→ YOUR ASSIGNMENT
Each record must be output exactly and in full.

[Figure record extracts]

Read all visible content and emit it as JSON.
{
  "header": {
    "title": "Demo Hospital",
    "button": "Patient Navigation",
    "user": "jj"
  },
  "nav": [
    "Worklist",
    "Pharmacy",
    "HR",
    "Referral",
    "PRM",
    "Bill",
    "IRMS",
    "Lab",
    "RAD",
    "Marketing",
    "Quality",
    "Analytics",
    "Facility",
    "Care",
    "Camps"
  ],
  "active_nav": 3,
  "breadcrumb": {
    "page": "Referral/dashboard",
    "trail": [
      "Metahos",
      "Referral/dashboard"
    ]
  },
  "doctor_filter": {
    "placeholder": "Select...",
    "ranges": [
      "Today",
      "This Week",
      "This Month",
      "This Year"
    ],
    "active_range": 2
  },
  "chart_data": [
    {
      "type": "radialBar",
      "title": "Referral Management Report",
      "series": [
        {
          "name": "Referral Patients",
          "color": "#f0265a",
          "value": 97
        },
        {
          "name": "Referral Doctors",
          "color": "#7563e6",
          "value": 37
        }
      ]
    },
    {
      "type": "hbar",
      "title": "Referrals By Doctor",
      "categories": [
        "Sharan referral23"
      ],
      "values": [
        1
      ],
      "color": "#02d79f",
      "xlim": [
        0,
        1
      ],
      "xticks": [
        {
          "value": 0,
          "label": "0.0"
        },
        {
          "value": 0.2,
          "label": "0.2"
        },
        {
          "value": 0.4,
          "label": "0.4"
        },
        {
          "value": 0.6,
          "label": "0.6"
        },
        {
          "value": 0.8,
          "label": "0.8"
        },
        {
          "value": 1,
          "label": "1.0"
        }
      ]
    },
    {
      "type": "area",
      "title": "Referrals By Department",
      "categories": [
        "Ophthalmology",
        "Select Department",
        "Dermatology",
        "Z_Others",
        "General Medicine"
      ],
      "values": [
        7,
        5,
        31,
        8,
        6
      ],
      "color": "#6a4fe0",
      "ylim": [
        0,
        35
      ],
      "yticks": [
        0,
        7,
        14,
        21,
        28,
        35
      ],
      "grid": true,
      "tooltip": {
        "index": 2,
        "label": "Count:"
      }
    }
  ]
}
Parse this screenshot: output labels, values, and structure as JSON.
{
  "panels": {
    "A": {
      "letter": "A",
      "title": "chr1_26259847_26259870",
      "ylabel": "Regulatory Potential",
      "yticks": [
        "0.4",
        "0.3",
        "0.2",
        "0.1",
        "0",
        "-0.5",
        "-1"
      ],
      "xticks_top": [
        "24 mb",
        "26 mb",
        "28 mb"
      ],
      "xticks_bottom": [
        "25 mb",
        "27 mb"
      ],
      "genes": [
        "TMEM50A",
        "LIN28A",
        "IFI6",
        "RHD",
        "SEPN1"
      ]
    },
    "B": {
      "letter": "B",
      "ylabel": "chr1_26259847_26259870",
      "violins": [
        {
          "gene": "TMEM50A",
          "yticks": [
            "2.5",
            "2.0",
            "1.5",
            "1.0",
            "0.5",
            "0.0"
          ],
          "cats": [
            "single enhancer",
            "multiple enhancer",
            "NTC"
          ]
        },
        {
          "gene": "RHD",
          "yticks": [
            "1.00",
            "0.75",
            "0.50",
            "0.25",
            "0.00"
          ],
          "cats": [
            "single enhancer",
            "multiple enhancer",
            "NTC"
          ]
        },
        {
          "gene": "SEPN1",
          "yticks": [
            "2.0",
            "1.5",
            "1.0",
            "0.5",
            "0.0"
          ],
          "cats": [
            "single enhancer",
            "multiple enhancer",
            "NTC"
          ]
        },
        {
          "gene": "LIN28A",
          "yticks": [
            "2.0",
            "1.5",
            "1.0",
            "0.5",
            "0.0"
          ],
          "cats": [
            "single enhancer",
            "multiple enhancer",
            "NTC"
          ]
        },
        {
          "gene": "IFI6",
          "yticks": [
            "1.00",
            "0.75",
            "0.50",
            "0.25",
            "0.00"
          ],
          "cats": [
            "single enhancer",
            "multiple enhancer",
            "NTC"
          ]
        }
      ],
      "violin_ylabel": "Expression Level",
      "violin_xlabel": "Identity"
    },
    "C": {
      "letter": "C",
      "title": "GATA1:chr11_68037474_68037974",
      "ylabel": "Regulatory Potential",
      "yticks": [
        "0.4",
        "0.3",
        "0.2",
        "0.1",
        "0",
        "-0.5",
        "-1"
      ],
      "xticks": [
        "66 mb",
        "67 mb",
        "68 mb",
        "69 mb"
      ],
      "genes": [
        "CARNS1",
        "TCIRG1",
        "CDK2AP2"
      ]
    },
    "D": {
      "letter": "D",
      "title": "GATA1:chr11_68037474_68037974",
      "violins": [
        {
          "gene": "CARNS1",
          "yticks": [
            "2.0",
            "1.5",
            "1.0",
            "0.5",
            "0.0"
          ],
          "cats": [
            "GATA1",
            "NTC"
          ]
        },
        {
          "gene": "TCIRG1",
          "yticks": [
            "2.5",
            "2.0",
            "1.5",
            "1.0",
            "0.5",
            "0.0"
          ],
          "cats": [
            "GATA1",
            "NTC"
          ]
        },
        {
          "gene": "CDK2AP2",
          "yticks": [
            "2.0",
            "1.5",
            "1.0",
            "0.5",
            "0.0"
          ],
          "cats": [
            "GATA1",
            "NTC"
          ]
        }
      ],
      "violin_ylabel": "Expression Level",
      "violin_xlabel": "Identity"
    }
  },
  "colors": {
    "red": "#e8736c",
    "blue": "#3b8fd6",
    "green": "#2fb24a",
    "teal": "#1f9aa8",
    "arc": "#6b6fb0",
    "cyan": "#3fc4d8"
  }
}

→ TASK OUTPUT
Read all visible content and emit it as JSON.
{
  "header": {
    "title": "Demo Hospital",
    "button": "Patient Navigation",
    "user": "jj"
  },
  "nav": [
    "Worklist",
    "Pharmacy",
    "HR",
    "Referral",
    "PRM",
    "Bill",
    "IRMS",
    "Lab",
    "RAD",
    "Marketing",
    "Quality",
    "Analytics",
    "Facility",
    "Care",
    "Camps"
  ],
  "active_nav": 3,
  "breadcrumb": {
    "page": "Referral/dashboard",
    "trail": [
      "Metahos",
      "Referral/dashboard"
    ]
  },
  "doctor_filter": {
    "placeholder": "Select...",
    "ranges": [
      "Today",
      "This Week",
      "This Month",
      "This Year"
    ],
    "active_range": 2
  },
  "chart_data": [
    {
      "type": "radialBar",
      "title": "Referral Management Report",
      "series": [
        {
          "name": "Referral Patients",
          "color": "#f0265a",
          "value": 97
        },
        {
          "name": "Referral Doctors",
          "color": "#7563e6",
          "value": 37
        }
      ]
    },
    {
      "type": "hbar",
      "title": "Referrals By Doctor",
      "categories": [
        "Sharan referral23"
      ],
      "values": [
        1
      ],
      "color": "#02d79f",
      "xlim": [
        0,
        1
      ],
      "xticks": [
        {
          "value": 0,
          "label": "0.0"
        },
        {
          "value": 0.2,
          "label": "0.2"
        },
        {
          "value": 0.4,
          "label": "0.4"
        },
        {
          "value": 0.6,
          "label": "0.6"
        },
        {
          "value": 0.8,
          "label": "0.8"
        },
        {
          "value": 1,
          "label": "1.0"
        }
      ]
    },
    {
      "type": "area",
      "title": "Referrals By Department",
      "categories": [
        "Ophthalmology",
        "Select Department",
        "Dermatology",
        "Z_Others",
        "General Medicine"
      ],
      "values": [
        7,
        5,
        31,
        8,
        6
      ],
      "color": "#6a4fe0",
      "ylim": [
        0,
        35
      ],
      "yticks": [
        0,
        7,
        14,
        21,
        28,
        35
      ],
      "grid": true,
      "tooltip": {
        "index": 2,
        "label": "Count:"
      }
    }
  ]
}
Parse this screenshot: output labels, values, and structure as JSON.
{
  "panels": {
    "A": {
      "letter": "A",
      "title": "chr1_26259847_26259870",
      "ylabel": "Regulatory Potential",
      "yticks": [
        "0.4",
        "0.3",
        "0.2",
        "0.1",
        "0",
        "-0.5",
        "-1"
      ],
      "xticks_top": [
        "24 mb",
        "26 mb",
        "28 mb"
      ],
      "xticks_bottom": [
        "25 mb",
        "27 mb"
      ],
      "genes": [
        "TMEM50A",
        "LIN28A",
        "IFI6",
        "RHD",
        "SEPN1"
      ]
    },
    "B": {
      "letter": "B",
      "ylabel": "chr1_26259847_26259870",
      "violins": [
        {
          "gene": "TMEM50A",
          "yticks": [
            "2.5",
            "2.0",
            "1.5",
            "1.0",
            "0.5",
            "0.0"
          ],
          "cats": [
            "single enhancer",
            "multiple enhancer",
            "NTC"
          ]
        },
        {
          "gene": "RHD",
          "yticks": [
            "1.00",
            "0.75",
            "0.50",
            "0.25",
            "0.00"
          ],
          "cats": [
            "single enhancer",
            "multiple enhancer",
            "NTC"
          ]
        },
        {
          "gene": "SEPN1",
          "yticks": [
            "2.0",
            "1.5",
            "1.0",
            "0.5",
            "0.0"
          ],
          "cats": [
            "single enhancer",
            "multiple enhancer",
            "NTC"
          ]
        },
        {
          "gene": "LIN28A",
          "yticks": [
            "2.0",
            "1.5",
            "1.0",
            "0.5",
            "0.0"
          ],
          "cats": [
            "single enhancer",
            "multiple enhancer",
            "NTC"
          ]
        },
        {
          "gene": "IFI6",
          "yticks": [
            "1.00",
            "0.75",
            "0.50",
            "0.25",
            "0.00"
          ],
          "cats": [
            "single enhancer",
            "multiple enhancer",
            "NTC"
          ]
        }
      ],
      "violin_ylabel": "Expression Level",
      "violin_xlabel": "Identity"
    },
    "C": {
      "letter": "C",
      "title": "GATA1:chr11_68037474_68037974",
      "ylabel": "Regulatory Potential",
      "yticks": [
        "0.4",
        "0.3",
        "0.2",
        "0.1",
        "0",
        "-0.5",
        "-1"
      ],
      "xticks": [
        "66 mb",
        "67 mb",
        "68 mb",
        "69 mb"
      ],
      "genes": [
        "CARNS1",
        "TCIRG1",
        "CDK2AP2"
      ]
    },
    "D": {
      "letter": "D",
      "title": "GATA1:chr11_68037474_68037974",
      "violins": [
        {
          "gene": "CARNS1",
          "yticks": [
            "2.0",
            "1.5",
            "1.0",
            "0.5",
            "0.0"
          ],
          "cats": [
            "GATA1",
            "NTC"
          ]
        },
        {
          "gene": "TCIRG1",
          "yticks": [
            "2.5",
            "2.0",
            "1.5",
            "1.0",
            "0.5",
            "0.0"
          ],
          "cats": [
            "GATA1",
            "NTC"
          ]
        },
        {
          "gene": "CDK2AP2",
          "yticks": [
            "2.0",
            "1.5",
            "1.0",
            "0.5",
            "0.0"
          ],
          "cats": [
            "GATA1",
            "NTC"
          ]
        }
      ],
      "violin_ylabel": "Expression Level",
      "violin_xlabel": "Identity"
    }
  },
  "colors": {
    "red": "#e8736c",
    "blue": "#3b8fd6",
    "green": "#2fb24a",
    "teal": "#1f9aa8",
    "arc": "#6b6fb0",
    "cyan": "#3fc4d8"
  }
}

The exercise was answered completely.